[Exercise]:
In the listing below, count the lines containing the string "name" and state only the number.

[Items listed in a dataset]
──────────────────────────────

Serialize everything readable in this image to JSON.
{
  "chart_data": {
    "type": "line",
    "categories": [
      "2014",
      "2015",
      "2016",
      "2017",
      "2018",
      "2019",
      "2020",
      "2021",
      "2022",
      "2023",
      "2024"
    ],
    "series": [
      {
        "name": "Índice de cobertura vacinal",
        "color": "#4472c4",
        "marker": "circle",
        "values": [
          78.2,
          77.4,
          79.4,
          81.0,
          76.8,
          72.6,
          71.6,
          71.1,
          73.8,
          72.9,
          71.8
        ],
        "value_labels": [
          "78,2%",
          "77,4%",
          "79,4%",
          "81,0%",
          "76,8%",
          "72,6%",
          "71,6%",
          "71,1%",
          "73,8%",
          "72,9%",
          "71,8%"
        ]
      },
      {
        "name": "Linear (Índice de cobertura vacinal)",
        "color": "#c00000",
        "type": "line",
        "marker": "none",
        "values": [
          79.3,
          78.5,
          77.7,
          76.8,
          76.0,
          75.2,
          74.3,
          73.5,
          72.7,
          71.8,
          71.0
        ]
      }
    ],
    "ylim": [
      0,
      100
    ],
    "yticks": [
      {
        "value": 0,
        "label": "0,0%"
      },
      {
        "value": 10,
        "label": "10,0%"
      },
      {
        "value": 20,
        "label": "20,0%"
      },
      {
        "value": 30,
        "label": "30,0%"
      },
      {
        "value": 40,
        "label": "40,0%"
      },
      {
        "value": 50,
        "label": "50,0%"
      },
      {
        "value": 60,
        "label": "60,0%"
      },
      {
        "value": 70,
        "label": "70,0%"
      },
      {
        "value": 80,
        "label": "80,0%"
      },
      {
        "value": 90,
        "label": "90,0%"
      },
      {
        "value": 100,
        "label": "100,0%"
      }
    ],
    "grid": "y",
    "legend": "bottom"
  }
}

──────────────────────────────

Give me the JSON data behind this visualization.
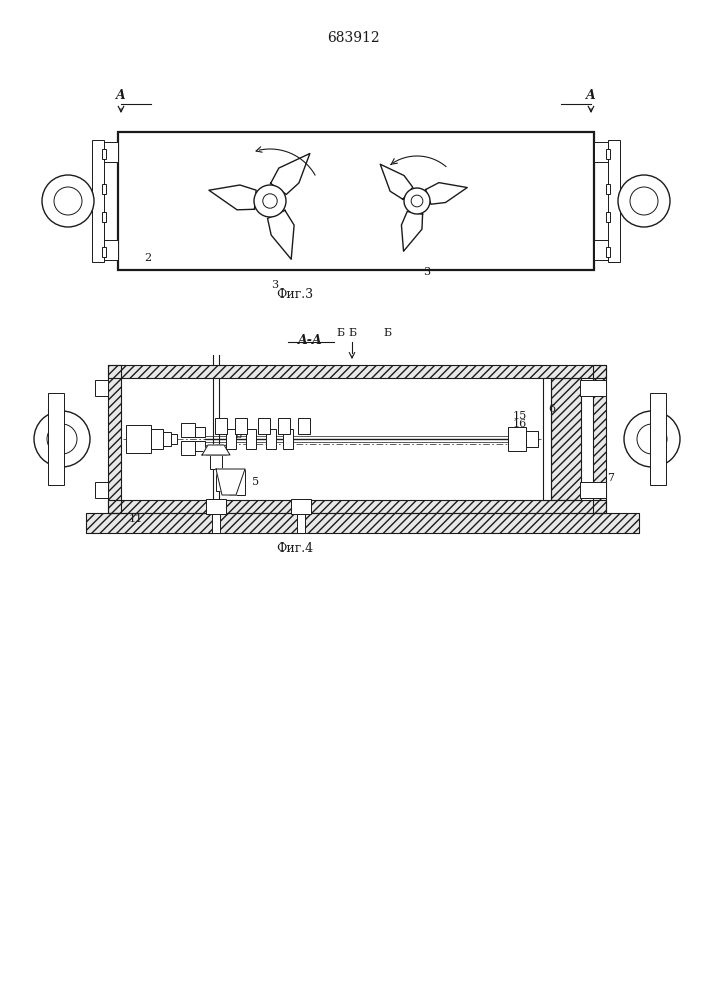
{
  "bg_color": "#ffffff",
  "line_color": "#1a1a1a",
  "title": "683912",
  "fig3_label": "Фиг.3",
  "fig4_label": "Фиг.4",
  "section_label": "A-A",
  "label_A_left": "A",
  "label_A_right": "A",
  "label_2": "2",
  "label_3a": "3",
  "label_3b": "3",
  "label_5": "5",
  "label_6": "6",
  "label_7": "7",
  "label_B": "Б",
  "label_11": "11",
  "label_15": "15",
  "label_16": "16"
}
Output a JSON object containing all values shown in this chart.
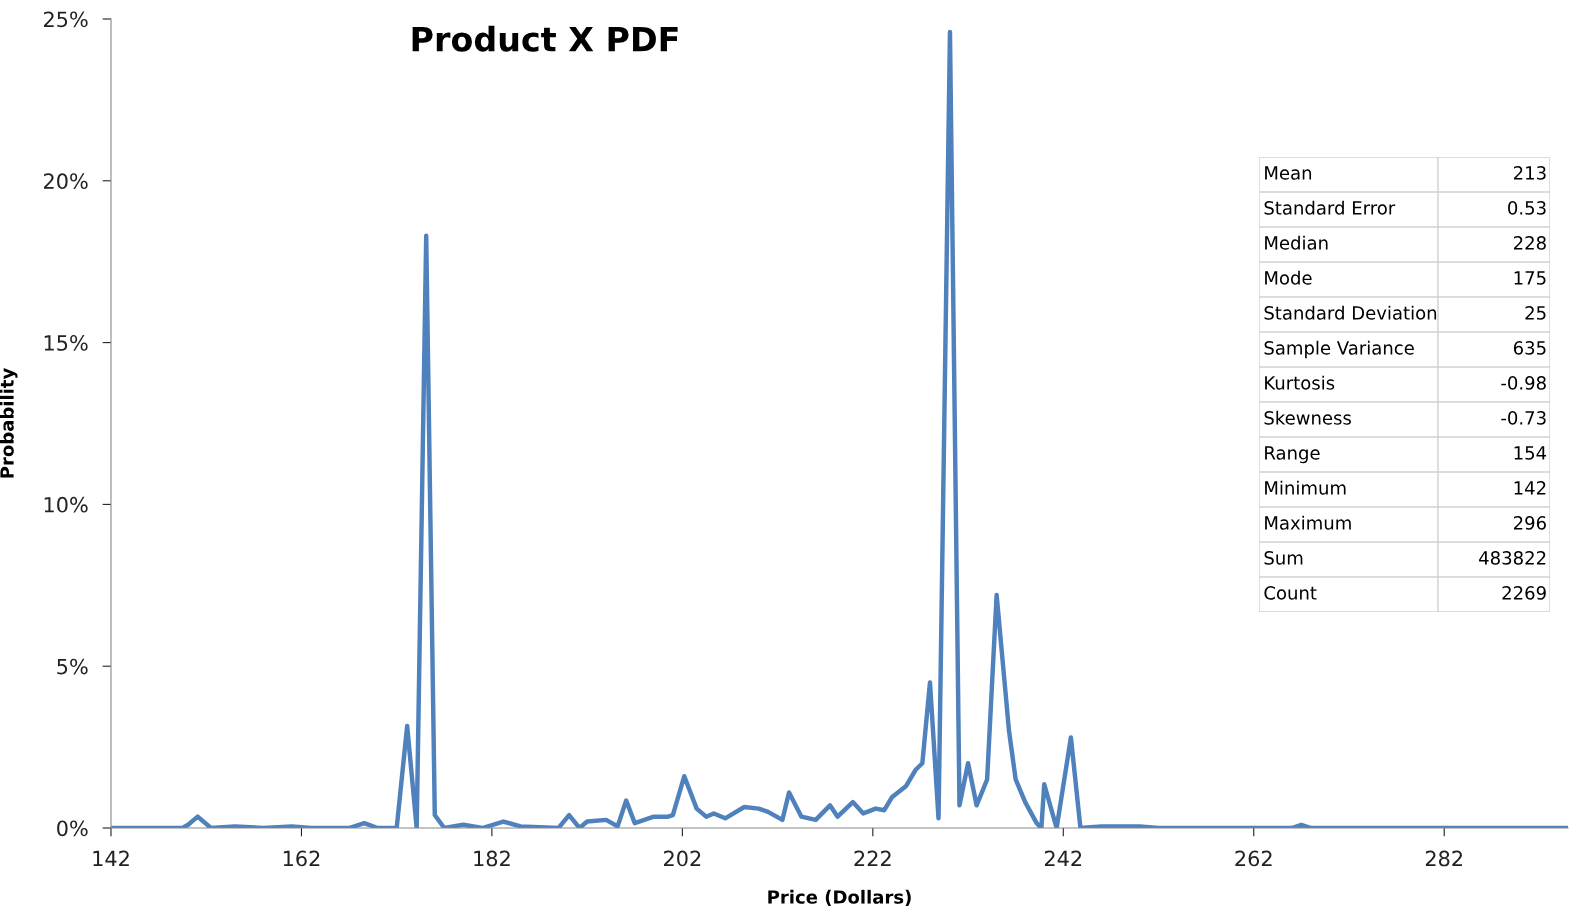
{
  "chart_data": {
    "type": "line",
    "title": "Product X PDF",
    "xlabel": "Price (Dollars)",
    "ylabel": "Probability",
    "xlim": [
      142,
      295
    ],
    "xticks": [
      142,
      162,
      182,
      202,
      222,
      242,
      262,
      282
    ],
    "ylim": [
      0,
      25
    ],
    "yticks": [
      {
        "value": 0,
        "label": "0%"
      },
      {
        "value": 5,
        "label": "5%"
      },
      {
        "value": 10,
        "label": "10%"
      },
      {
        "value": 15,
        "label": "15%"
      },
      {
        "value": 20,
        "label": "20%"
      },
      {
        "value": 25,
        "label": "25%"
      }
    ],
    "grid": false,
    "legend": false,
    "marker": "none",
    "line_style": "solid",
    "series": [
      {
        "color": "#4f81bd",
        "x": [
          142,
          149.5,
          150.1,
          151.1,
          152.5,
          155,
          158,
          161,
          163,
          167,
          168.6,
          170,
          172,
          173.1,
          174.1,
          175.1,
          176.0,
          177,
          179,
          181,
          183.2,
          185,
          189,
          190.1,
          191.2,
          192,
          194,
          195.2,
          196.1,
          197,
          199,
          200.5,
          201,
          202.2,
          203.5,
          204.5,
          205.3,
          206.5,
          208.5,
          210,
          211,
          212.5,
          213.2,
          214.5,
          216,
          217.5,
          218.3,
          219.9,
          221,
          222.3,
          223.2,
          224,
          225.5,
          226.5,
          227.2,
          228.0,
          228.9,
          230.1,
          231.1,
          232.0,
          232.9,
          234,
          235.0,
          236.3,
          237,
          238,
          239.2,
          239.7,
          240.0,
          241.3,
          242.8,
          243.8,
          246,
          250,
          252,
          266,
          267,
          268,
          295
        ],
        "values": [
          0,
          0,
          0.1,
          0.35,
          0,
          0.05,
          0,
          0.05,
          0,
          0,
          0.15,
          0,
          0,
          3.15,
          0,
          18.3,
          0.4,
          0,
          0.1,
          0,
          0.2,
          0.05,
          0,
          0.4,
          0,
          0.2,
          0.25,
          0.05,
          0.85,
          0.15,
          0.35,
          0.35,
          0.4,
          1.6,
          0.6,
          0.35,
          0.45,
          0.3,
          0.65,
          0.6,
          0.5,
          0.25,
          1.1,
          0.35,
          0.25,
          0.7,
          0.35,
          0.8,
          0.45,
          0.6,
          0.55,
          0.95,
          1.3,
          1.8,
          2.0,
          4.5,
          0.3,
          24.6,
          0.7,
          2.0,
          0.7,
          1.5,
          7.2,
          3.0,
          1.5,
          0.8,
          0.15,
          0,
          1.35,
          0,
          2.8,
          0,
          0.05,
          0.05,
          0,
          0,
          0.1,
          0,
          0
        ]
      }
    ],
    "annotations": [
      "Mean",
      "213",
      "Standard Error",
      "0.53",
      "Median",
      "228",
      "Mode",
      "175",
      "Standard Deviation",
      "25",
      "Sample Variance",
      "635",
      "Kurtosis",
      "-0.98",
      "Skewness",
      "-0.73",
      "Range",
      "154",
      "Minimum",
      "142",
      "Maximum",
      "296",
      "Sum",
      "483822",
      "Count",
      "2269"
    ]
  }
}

──────────────────────────────

[Finished answer]:
2